Lobi olusturan toplumlara bakarsaniz egitimin, paranin bu konularda ne kadar önemli oldugunu anlarsiniz.

 

Ama bizler devamli sucluyu disarida aradigimiz icin Almanya'daki lobi olusturamamaiz konusunda dahi hemen sucluyu bulmusuz. Kürt'ler suclu. Ehhh biz Türk'ler demekki armut toplamisiz bu arada.

Gönderi tarihi:

Ülkemizin vatandaslari olan gayrimüslimlere karsi milletce asla yanlis bir düsünce icinde olmadik.Istisnalari örnek alarak milletimizi farkli kimliklere sokma girisimleri marjinal olmaktan öte bilgisizlik ve en kötüsü önyargidir.

 

Sizin iddaaniza karsilik Süryani gözüyle Türkiye'deki gayrimüslümlerin durumu.

 

TÜRKİYE'NİN GAVURLARI AVRUPA'NIN MÜSLÜMANLARI

 

Avrupa’ya göç etmek mecburiyetinde kalan Süryaniler, burada da rahat yüzü görmüyor. Türkiye’den “gâvur” denilerek dışlanan Süryaniler, mecburi olarak gittikleri Avrupa ülkelerinde de “Müslüman” gibi görülerek ötekileştiriliyor.

 

Osmanlı’da olduğu gibi, Cumhuriyet döneminde de Müslüman olmayan azınlıkların dinin içine hapsedildiklerini ve onlarla hep din üzerinden ilişki kurulduğunu ifade eden, Süryaniler üzerine araştırma yapan Dicle Üniversitesi Öğretim Görevlisi, Antropolog Yard. Doç. Dr. Abdurrahim Özmen AKnews’in sorulanı yanıtladı.

 

Süryaniler için sürekli “sahip çıkılmalı” deniliyor. Bu ne ifade ediyor?

 

Eğer bir grup, topluluk “sahip çıkmak” konumuna gelmişse, bu tehlikededir demektir aslında. Yani onlara birilerinin sahip çıkması gereği duyuluyorsa, bir sorun vardır diye düşünüyorum. Türkiye’de sadece Süryaniler değil azınlıkların tümü aslında bir sorunla karşı karşıya. Azınlıklar Türkiye’de var olma sorunu ile karşı karşıya.

 

Peki Türkiye’de azınlıklara nasıl “sahip” çıkılıyor?

 

Süryaniler üzerine yapılan fotoğraf sergilerini düşünürsek, Susan Sontag’ın kitabına atıfta bulunarak “Başkasının acısına bakmak” gerektiğini düşünüyorum. Biz başkasının acısına bakabiliyor muyuz? Ya da baktığımızda ne görüyoruz? Çünkü bakmak ve görmek arasında çok büyük bir fark var aslında.

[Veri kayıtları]
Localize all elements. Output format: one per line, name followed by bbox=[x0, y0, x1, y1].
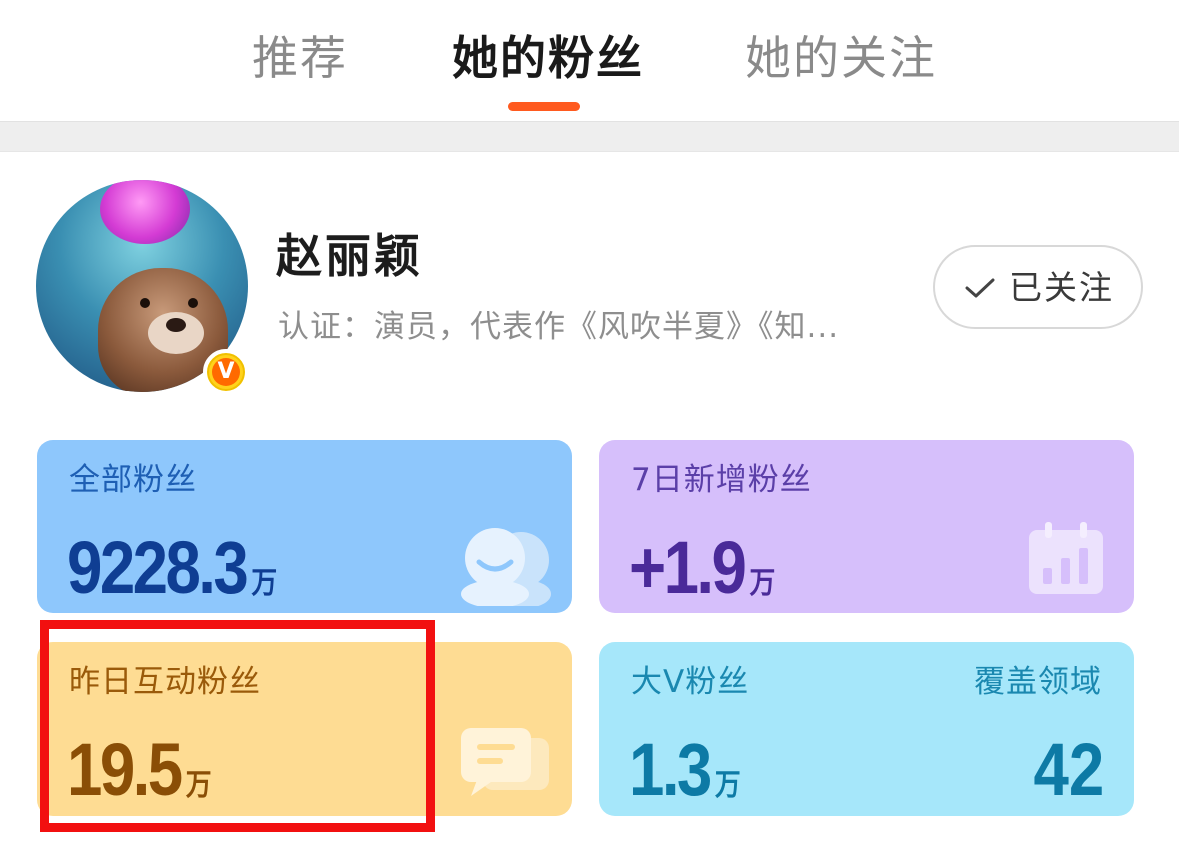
all-fans-unit: 万 bbox=[251, 567, 278, 600]
chat-bubble-icon bbox=[461, 728, 549, 796]
verified-v-badge-icon: V bbox=[203, 349, 249, 395]
avatar-eye bbox=[140, 298, 150, 308]
calendar-chart-icon bbox=[1029, 522, 1103, 594]
active-tab-indicator bbox=[508, 102, 580, 111]
tab-bar: 推荐 她的粉丝 她的关注 bbox=[0, 0, 1179, 120]
big-v-fans-card[interactable]: 大V粉丝 覆盖领域 1.3 万 42 bbox=[599, 642, 1134, 816]
big-v-fans-label: 大V粉丝 bbox=[631, 664, 750, 700]
tab-recommend[interactable]: 推荐 bbox=[252, 28, 348, 88]
avatar-nose bbox=[166, 318, 186, 332]
tab-her-fans[interactable]: 她的粉丝 bbox=[452, 28, 644, 88]
tab-her-following[interactable]: 她的关注 bbox=[745, 28, 937, 88]
all-fans-card[interactable]: 全部粉丝 9228.3 万 bbox=[37, 440, 572, 613]
all-fans-label: 全部粉丝 bbox=[69, 462, 197, 498]
highlight-box bbox=[40, 620, 435, 832]
big-v-fans-unit: 万 bbox=[714, 769, 741, 802]
big-v-fans-value: 1.3 万 bbox=[629, 728, 741, 816]
followed-button-label: 已关注 bbox=[1009, 268, 1114, 307]
users-icon bbox=[461, 528, 551, 606]
section-divider bbox=[0, 121, 1179, 152]
verification-description: 认证：演员，代表作《风吹半夏》《知... bbox=[278, 309, 840, 345]
coverage-domain-label: 覆盖领域 bbox=[974, 664, 1102, 700]
all-fans-number: 9228.3 bbox=[67, 526, 249, 609]
new-fans-7d-number: +1.9 bbox=[629, 526, 747, 609]
new-fans-7d-label: 7日新增粉丝 bbox=[631, 462, 812, 498]
check-icon bbox=[965, 278, 995, 298]
new-fans-7d-value: +1.9 万 bbox=[629, 526, 775, 613]
profile-name[interactable]: 赵丽颖 bbox=[276, 226, 423, 286]
new-fans-7d-card[interactable]: 7日新增粉丝 +1.9 万 bbox=[599, 440, 1134, 613]
coverage-domain-value: 42 bbox=[1033, 728, 1104, 811]
new-fans-7d-unit: 万 bbox=[749, 567, 776, 600]
big-v-fans-number: 1.3 bbox=[629, 728, 712, 811]
all-fans-value: 9228.3 万 bbox=[67, 526, 277, 613]
verified-v-letter: V bbox=[212, 358, 240, 386]
followed-button[interactable]: 已关注 bbox=[933, 245, 1143, 329]
avatar-eye bbox=[188, 298, 198, 308]
avatar-orb bbox=[100, 180, 190, 244]
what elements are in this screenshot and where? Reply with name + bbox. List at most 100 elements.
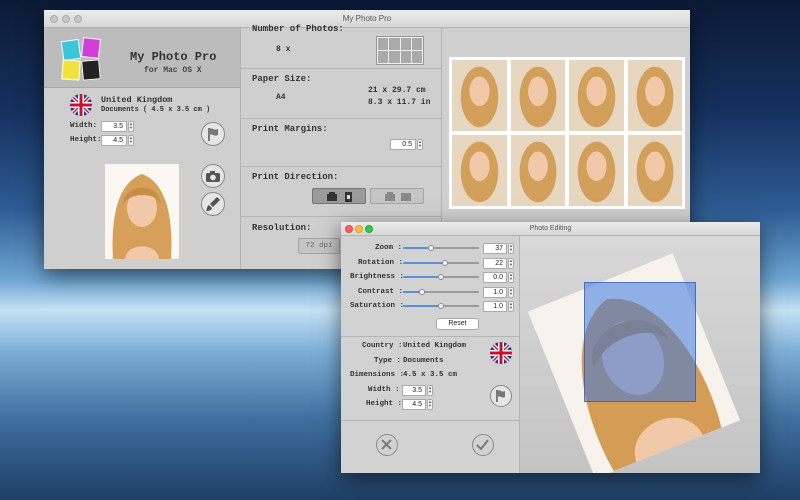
contrast-field[interactable]: 1.0 <box>483 287 507 298</box>
direction-landscape-button[interactable] <box>370 188 424 204</box>
rotation-field[interactable]: 22 <box>483 258 507 269</box>
editing-window-titlebar: Photo Editing <box>341 222 760 236</box>
paper-size-cm: 21 x 29.7 cm <box>368 86 426 95</box>
saturation-label: Saturation : <box>350 302 405 310</box>
paper-size-in: 8.3 x 11.7 in <box>368 98 431 107</box>
sheet-photo <box>627 60 682 131</box>
country-value: United Kingdom <box>403 342 467 350</box>
printer-icon <box>385 192 411 201</box>
main-window-titlebar: My Photo Pro <box>44 10 690 28</box>
resolution-header: Resolution: <box>252 223 312 233</box>
width-stepper[interactable]: ▲ ▼ <box>427 385 433 396</box>
rotation-stepper[interactable]: ▲ ▼ <box>508 258 514 269</box>
width-field[interactable]: 3.5 <box>101 121 127 132</box>
height-label: Height : <box>366 400 403 408</box>
camera-button[interactable] <box>201 164 225 188</box>
zoom-slider-knob[interactable] <box>428 245 435 251</box>
app-name: My Photo Pro <box>130 50 217 64</box>
preview-photo <box>105 164 179 259</box>
saturation-field[interactable]: 1.0 <box>483 301 507 312</box>
width-field[interactable]: 3.5 <box>402 385 426 396</box>
flag-icon <box>496 390 505 402</box>
paper-name: A4 <box>276 93 286 102</box>
brush-button[interactable] <box>201 192 225 216</box>
brush-icon <box>206 197 220 211</box>
flag-button[interactable] <box>201 122 225 146</box>
cancel-icon <box>381 439 392 450</box>
close-window-button[interactable] <box>50 15 58 23</box>
country-label: Country : <box>362 342 403 350</box>
saturation-slider-knob[interactable] <box>438 303 444 309</box>
minimize-window-button[interactable] <box>62 15 70 23</box>
brightness-field[interactable]: 0.0 <box>483 272 507 283</box>
photo-editing-window: Photo Editing Zoom : 37 ▲ ▼ Rotation : 22… <box>341 222 760 473</box>
zoom-window-button[interactable] <box>74 15 82 23</box>
print-sheet-preview <box>449 57 685 209</box>
flag-button[interactable] <box>490 385 512 407</box>
rotation-slider-knob[interactable] <box>441 260 448 266</box>
reset-button[interactable]: Reset <box>436 318 479 330</box>
zoom-label: Zoom : <box>375 244 403 252</box>
height-stepper[interactable]: ▲ ▼ <box>128 135 134 146</box>
direction-portrait-button[interactable] <box>312 188 366 204</box>
zoom-slider[interactable] <box>403 245 479 251</box>
brightness-label: Brightness : <box>350 273 405 281</box>
rotation-label: Rotation : <box>358 259 404 267</box>
sheet-photo <box>510 60 565 131</box>
column-divider <box>240 28 241 269</box>
width-label: Width: <box>70 122 98 130</box>
flag-uk-icon <box>490 342 512 364</box>
width-stepper[interactable]: ▲ ▼ <box>128 121 134 132</box>
brightness-slider-knob[interactable] <box>438 274 444 280</box>
divider-2 <box>241 118 441 119</box>
confirm-button[interactable] <box>472 434 494 456</box>
contrast-slider[interactable] <box>403 289 479 295</box>
document-type: Documents ( 4.5 x 3.5 cm ) <box>101 106 211 114</box>
sheet-photo <box>627 135 682 206</box>
flag-icon <box>208 128 218 141</box>
zoom-stepper[interactable]: ▲ ▼ <box>508 243 514 254</box>
height-field[interactable]: 4.5 <box>101 135 127 146</box>
brightness-stepper[interactable]: ▲ ▼ <box>508 272 514 283</box>
height-stepper[interactable]: ▲ ▼ <box>427 399 433 410</box>
printer-icon <box>327 192 352 202</box>
margins-stepper[interactable]: ▲ ▼ <box>417 139 423 150</box>
saturation-stepper[interactable]: ▲ ▼ <box>508 301 514 312</box>
passport-grid-icon <box>376 36 424 65</box>
brightness-slider[interactable] <box>403 274 479 280</box>
photos-count: 8 x <box>276 45 291 54</box>
contrast-label: Contrast : <box>358 288 404 296</box>
editing-divider-1 <box>341 336 519 337</box>
rotation-slider[interactable] <box>403 260 479 266</box>
camera-icon <box>206 171 220 182</box>
sheet-photo <box>452 135 507 206</box>
dimensions-value: 4.5 x 3.5 cm <box>403 371 458 379</box>
divider-1 <box>241 68 441 69</box>
flag-uk-icon <box>70 94 92 116</box>
paper-header: Paper Size: <box>252 74 312 84</box>
height-label: Height: <box>70 136 102 144</box>
minimize-window-button[interactable] <box>355 225 363 233</box>
resolution-button[interactable]: 72 dpi <box>298 238 340 254</box>
confirm-icon <box>476 439 489 451</box>
height-field[interactable]: 4.5 <box>402 399 426 410</box>
editing-divider-2 <box>341 420 519 421</box>
photos-header: Number of Photos: <box>252 24 344 34</box>
dimensions-label: Dimensions : <box>350 371 405 379</box>
zoom-window-button[interactable] <box>365 225 373 233</box>
editing-canvas[interactable] <box>520 236 760 473</box>
country-name: United Kingdom <box>101 95 173 105</box>
sheet-photo <box>569 60 624 131</box>
sheet-photo <box>452 60 507 131</box>
header-panel: My Photo Pro for Mac OS X <box>44 28 240 88</box>
crop-overlay[interactable] <box>584 282 696 402</box>
contrast-stepper[interactable]: ▲ ▼ <box>508 287 514 298</box>
close-window-button[interactable] <box>345 225 353 233</box>
margins-field[interactable]: 0.5 <box>390 139 416 150</box>
app-subtitle: for Mac OS X <box>144 66 202 75</box>
cancel-button[interactable] <box>376 434 398 456</box>
zoom-field[interactable]: 37 <box>483 243 507 254</box>
saturation-slider[interactable] <box>403 303 479 309</box>
width-label: Width : <box>368 386 400 394</box>
contrast-slider-knob[interactable] <box>419 289 425 295</box>
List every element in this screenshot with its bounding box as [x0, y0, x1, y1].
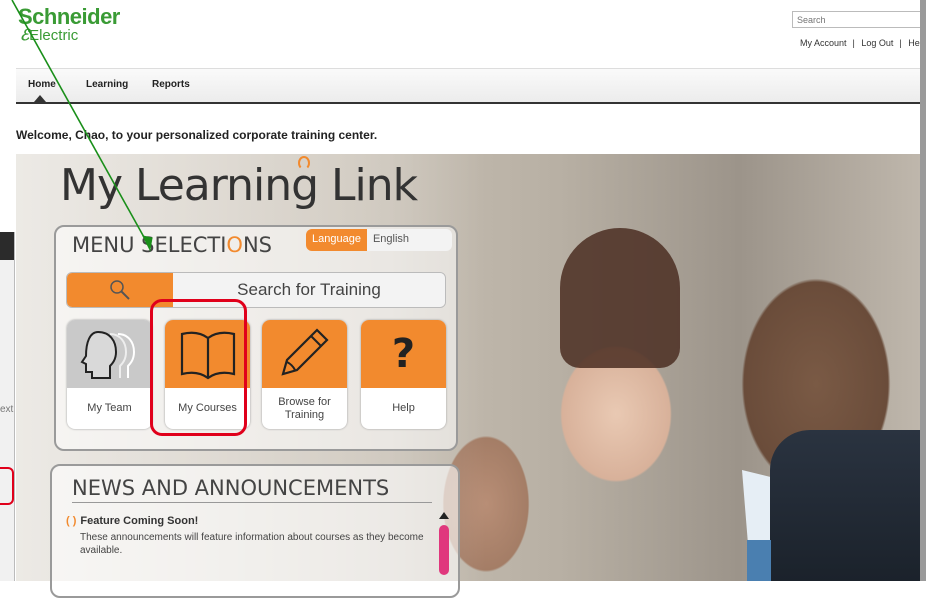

▶ Verilen görev A:
Süryanilerle ilgili metindeki “Azınlıklar Türkiye’de var olma sorunu ile karşı karşıya.” cümlesini İngilizceye çevirin.
▶ Verilen görev B:
Süryanilerle ilgili metinden “Lobi olusturan toplumlara” ifadesinden “Türkiye'deki gayrimüslümlerin durumu.” ifadesine kadar olan bölümü hiç değiştirmeden çıkarın.

▶ Eksiksiz yanıt A:
In Turkey, minorities are faced with the problem of existence.

▶ Eksiksiz yanıt B:
Lobi olusturan toplumlara bakarsaniz egitimin, paranin bu konularda ne kadar önemli oldugunu anlarsiniz.

 

Ama bizler devamli sucluyu disarida aradigimiz icin Almanya'daki lobi olusturamamaiz konusunda dahi hemen sucluyu bulmusuz. Kürt'ler suclu. Ehhh biz Türk'ler demekki armut toplamisiz bu arada.

Gönderi tarihi:

Ülkemizin vatandaslari olan gayrimüslimlere karsi milletce asla yanlis bir düsünce icinde olmadik.Istisnalari örnek alarak milletimizi farkli kimliklere sokma girisimleri marjinal olmaktan öte bilgisizlik ve en kötüsü önyargidir.

 

Sizin iddaaniza karsilik Süryani gözüyle Türkiye'deki gayrimüslümlerin durumu.